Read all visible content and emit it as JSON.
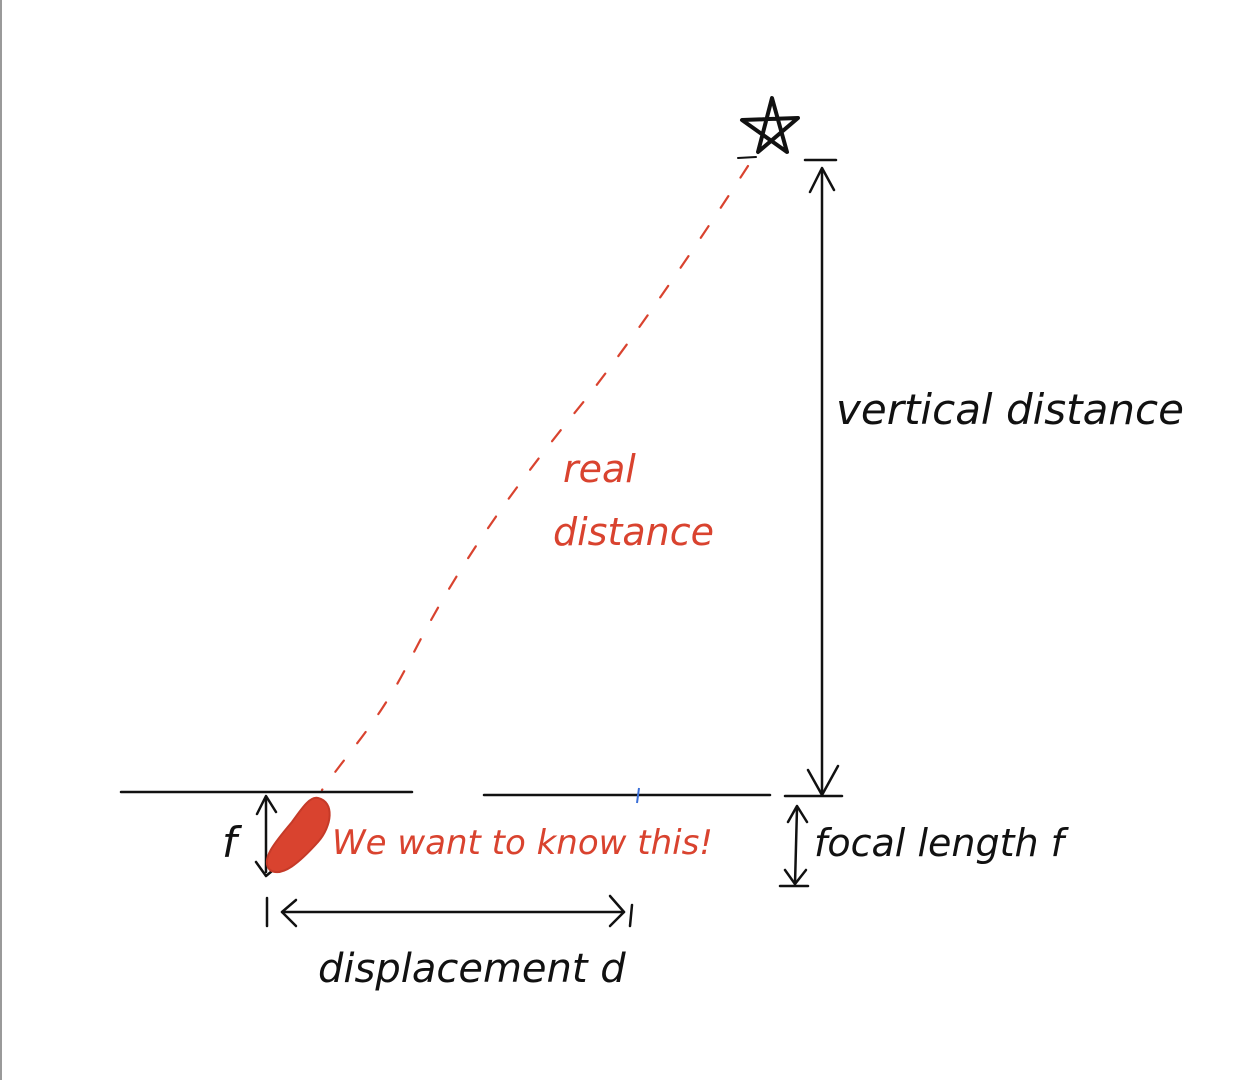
{
  "labels": {
    "vertical_distance": "vertical distance",
    "real_distance_line1": "real",
    "real_distance_line2": "distance",
    "focal_length": "focal length f",
    "f_left": "f",
    "annotation": "We want to know this!",
    "displacement": "displacement d"
  },
  "colors": {
    "ink": "#111111",
    "highlight": "#d9432f",
    "accent": "#3a6fd8",
    "page_edge": "#9a9a9a"
  },
  "icons": {
    "star": "star-icon"
  }
}
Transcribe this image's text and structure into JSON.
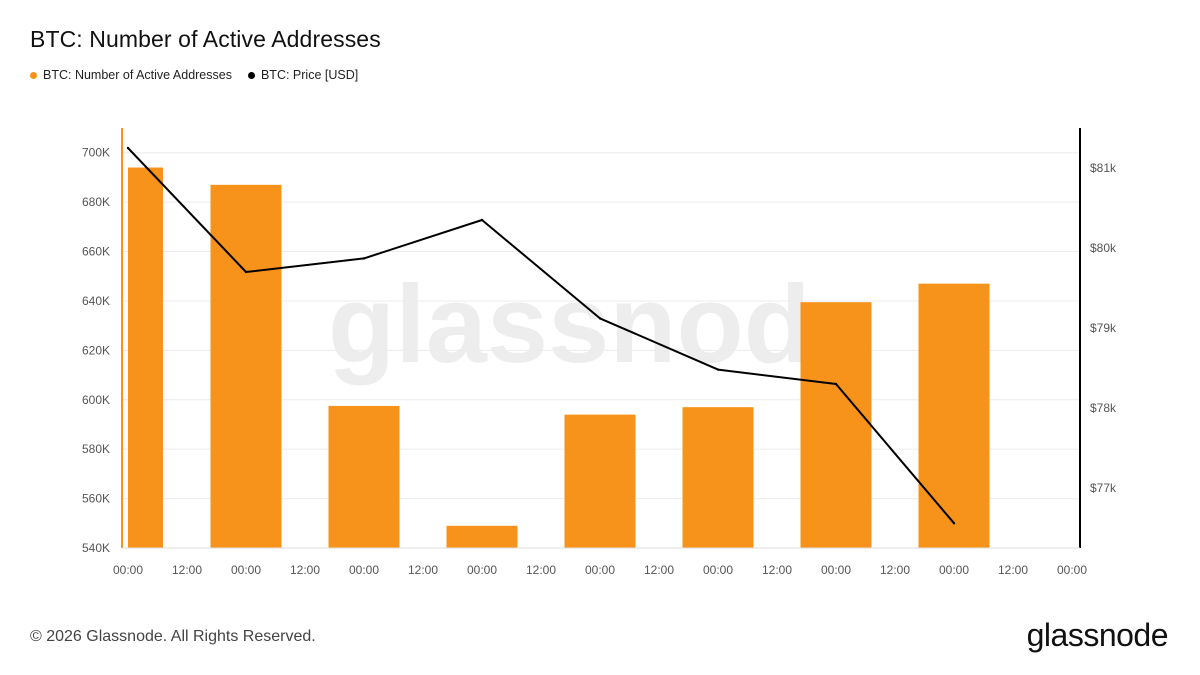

******

### Short problem
Leave out the pictures and transcribe the entries above exactly.

### Exercise output
Read all visible content and emit it as JSON.
{
  "labels": {
    "vertical_distance": "vertical distance",
    "real_distance_line1": "real",
    "real_distance_line2": "distance",
    "focal_length": "focal length f",
    "f_left": "f",
    "annotation": "We want to know this!",
    "displacement": "displacement d"
  },
  "colors": {
    "ink": "#111111",
    "highlight": "#d9432f",
    "accent": "#3a6fd8",
    "page_edge": "#9a9a9a"
  },
  "icons": {
    "star": "star-icon"
  }
}
Transcribe this image's text and structure into JSON.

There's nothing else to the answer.